* To be done: Print the forum thread on equating "natural" with "healthy" verbatim, from "lol yeahhh that" to "TessC (Oct 7, 2009)", inclusive.

═══ Excerpt provided

# Why does "natural" = "healthy" to people



## wendybyrd (Oct 7, 2009)

I'm still trying to wrap my head around how so many people equate natural with good-for-you.  People worry about the lye, is it natural, is it ok?  Remember folks, Cobra venom is 100% natural.  

So how did the phrase "natural" become synonymous with "healthy"?  It can't all be good marketing!  And how do we educate people that it is alright to use soap made with lye?


----------



## ShearDelight (Oct 7, 2009)

I'm curious as well..


----------



## carebear (Oct 7, 2009)

for people who take the time to think it through - it doesn't

what's more - defining "natural" is down right impossible.  petroleum is natural (it's from the ground and made of deceased dinosaurs!), everything is "derived from nature"  and everything (i mean EVERYTHING) is made of chemicals.

and what's more, even healthy stuff used wrong is dangerous.

there are no simple answers.


----------



## Tabitha (Oct 7, 2009)

I agree. Natural does not equal good and synthetic does not equal bad. Cat poop is 'all natural' but I certainly do not want it in my soap.


----------



## IanT (Oct 7, 2009)

lol yeahhh that good ol' fashioned American brain washing...

Id say possibly from countless hours of media onslaught on TV, billboards, radio etc...


----------



## TessC (Oct 7, 2009)

"Natural" is right up there with "green", in my opinion. So much of the greenwashing and green labeling hype is just that, hype. People want to feel good about what they buy, and having comforting words like natural, green, etc. give some people that warm fuzzy feeling even though they haven't looked into the claims. Some of the stuff that's labeled green will make you roll your eyes once you do some research on it.


----------



## donniej (Oct 7, 2009)

Plague, cyanide, arsenic, earth quakes, tornadoes.... yup, all natural   

It's a back lash from chemical processed everything.  The clothes you're wearing are probably petroleum, the meat you eat treated with antibiotics andf hormones, plants with insecticides and petroleum fertilizers.... the list goes on and on.  People are getting tired of the powdered and instant everything culture which began in the 1960's.  People want to reconnect with the classical ways of doing things, but this isn't always for the best.


----------



## ewepootoo (Oct 7, 2009)

I think the only way to avoid all the nasties in everything we eat and use in our daily life is to grow it yourself or make it out of the raw materials. I worked in the Malting industry for a few years and the barley that came in could have been sprayed with just about anything and once placed in the Germination boxes it was sprayed with a growth promotant so it would grow a 10mm shoot in 4 days.As it was being dried in the kiln it was fumigated with Sulphur Dioxide gas and then when stored in the silo's it was again fumigated with Pyrethrin gas. All this before it even went off to the brewery to make beer. Maybe it's not the alchohol in beer that kill's you in the end. Steve


----------



## IanT (Oct 7, 2009)

══════
═══ Material

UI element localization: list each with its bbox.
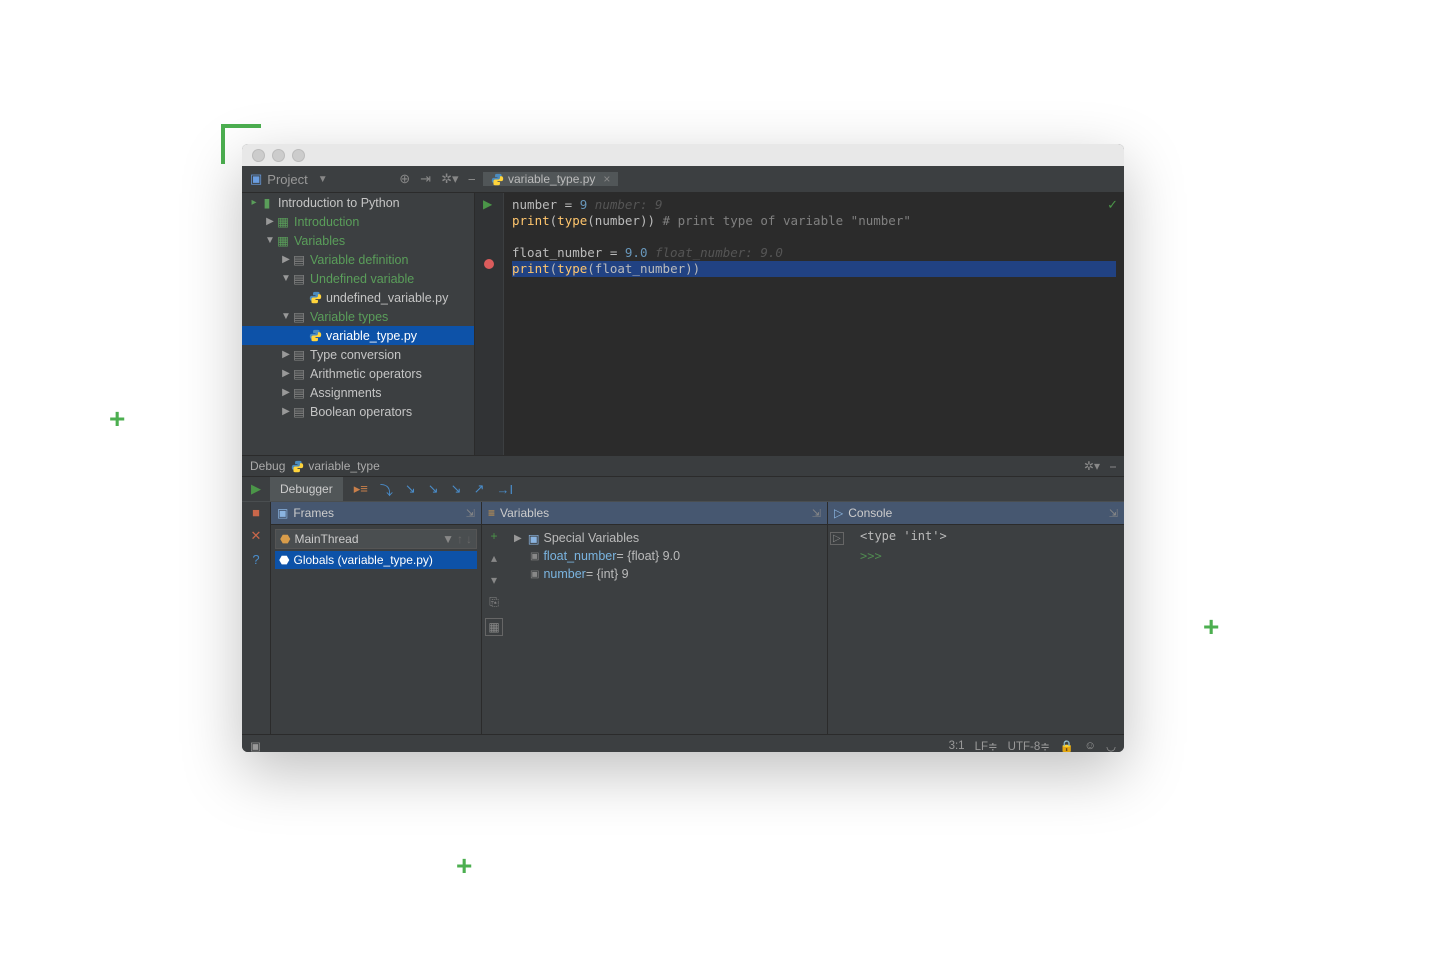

══════

* Response to the task:
lol yeahhh that good ol' fashioned American brain washing...

Id say possibly from countless hours of media onslaught on TV, billboards, radio etc...


----------



## TessC (Oct 7, 2009)